▶ [THE TASK]
All of the data below must be repeated exactly.

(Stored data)
————————

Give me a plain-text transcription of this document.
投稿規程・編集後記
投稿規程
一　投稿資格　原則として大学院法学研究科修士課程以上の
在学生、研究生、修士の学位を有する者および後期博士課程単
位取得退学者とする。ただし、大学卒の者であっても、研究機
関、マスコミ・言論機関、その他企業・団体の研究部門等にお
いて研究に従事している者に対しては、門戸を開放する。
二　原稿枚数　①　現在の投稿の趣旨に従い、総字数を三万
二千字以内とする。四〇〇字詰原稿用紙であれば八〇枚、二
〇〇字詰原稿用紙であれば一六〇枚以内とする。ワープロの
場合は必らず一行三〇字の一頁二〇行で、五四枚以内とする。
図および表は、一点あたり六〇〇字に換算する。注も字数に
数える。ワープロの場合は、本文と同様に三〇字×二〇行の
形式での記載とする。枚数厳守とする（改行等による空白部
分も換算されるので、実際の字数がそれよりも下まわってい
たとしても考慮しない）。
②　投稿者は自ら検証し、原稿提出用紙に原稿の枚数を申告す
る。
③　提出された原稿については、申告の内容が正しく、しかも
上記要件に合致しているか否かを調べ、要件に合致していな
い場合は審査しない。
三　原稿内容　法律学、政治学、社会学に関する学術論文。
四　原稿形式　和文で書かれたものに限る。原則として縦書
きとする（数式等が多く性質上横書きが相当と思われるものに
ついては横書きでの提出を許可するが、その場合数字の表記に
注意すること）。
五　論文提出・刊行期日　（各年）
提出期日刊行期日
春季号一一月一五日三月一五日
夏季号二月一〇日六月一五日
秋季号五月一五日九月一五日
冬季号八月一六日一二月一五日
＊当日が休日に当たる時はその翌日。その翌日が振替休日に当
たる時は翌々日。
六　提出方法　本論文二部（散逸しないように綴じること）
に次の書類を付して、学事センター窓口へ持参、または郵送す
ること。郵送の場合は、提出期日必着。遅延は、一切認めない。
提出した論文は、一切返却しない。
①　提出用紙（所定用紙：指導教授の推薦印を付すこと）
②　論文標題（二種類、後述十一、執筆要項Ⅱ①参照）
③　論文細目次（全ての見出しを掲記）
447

————————

▶ [IN RESPONSE]
Give me a plain-text transcription of this document.
投稿規程・編集後記
投稿規程
一　投稿資格　原則として大学院法学研究科修士課程以上の
在学生、研究生、修士の学位を有する者および後期博士課程単
位取得退学者とする。ただし、大学卒の者であっても、研究機
関、マスコミ・言論機関、その他企業・団体の研究部門等にお
いて研究に従事している者に対しては、門戸を開放する。
二　原稿枚数　①　現在の投稿の趣旨に従い、総字数を三万
二千字以内とする。四〇〇字詰原稿用紙であれば八〇枚、二
〇〇字詰原稿用紙であれば一六〇枚以内とする。ワープロの
場合は必らず一行三〇字の一頁二〇行で、五四枚以内とする。
図および表は、一点あたり六〇〇字に換算する。注も字数に
数える。ワープロの場合は、本文と同様に三〇字×二〇行の
形式での記載とする。枚数厳守とする（改行等による空白部
分も換算されるので、実際の字数がそれよりも下まわってい
たとしても考慮しない）。
②　投稿者は自ら検証し、原稿提出用紙に原稿の枚数を申告す
る。
③　提出された原稿については、申告の内容が正しく、しかも
上記要件に合致しているか否かを調べ、要件に合致していな
い場合は審査しない。
三　原稿内容　法律学、政治学、社会学に関する学術論文。
四　原稿形式　和文で書かれたものに限る。原則として縦書
きとする（数式等が多く性質上横書きが相当と思われるものに
ついては横書きでの提出を許可するが、その場合数字の表記に
注意すること）。
五　論文提出・刊行期日　（各年）
提出期日刊行期日
春季号一一月一五日三月一五日
夏季号二月一〇日六月一五日
秋季号五月一五日九月一五日
冬季号八月一六日一二月一五日
＊当日が休日に当たる時はその翌日。その翌日が振替休日に当
たる時は翌々日。
六　提出方法　本論文二部（散逸しないように綴じること）
に次の書類を付して、学事センター窓口へ持参、または郵送す
ること。郵送の場合は、提出期日必着。遅延は、一切認めない。
提出した論文は、一切返却しない。
①　提出用紙（所定用紙：指導教授の推薦印を付すこと）
②　論文標題（二種類、後述十一、執筆要項Ⅱ①参照）
③　論文細目次（全ての見出しを掲記）
447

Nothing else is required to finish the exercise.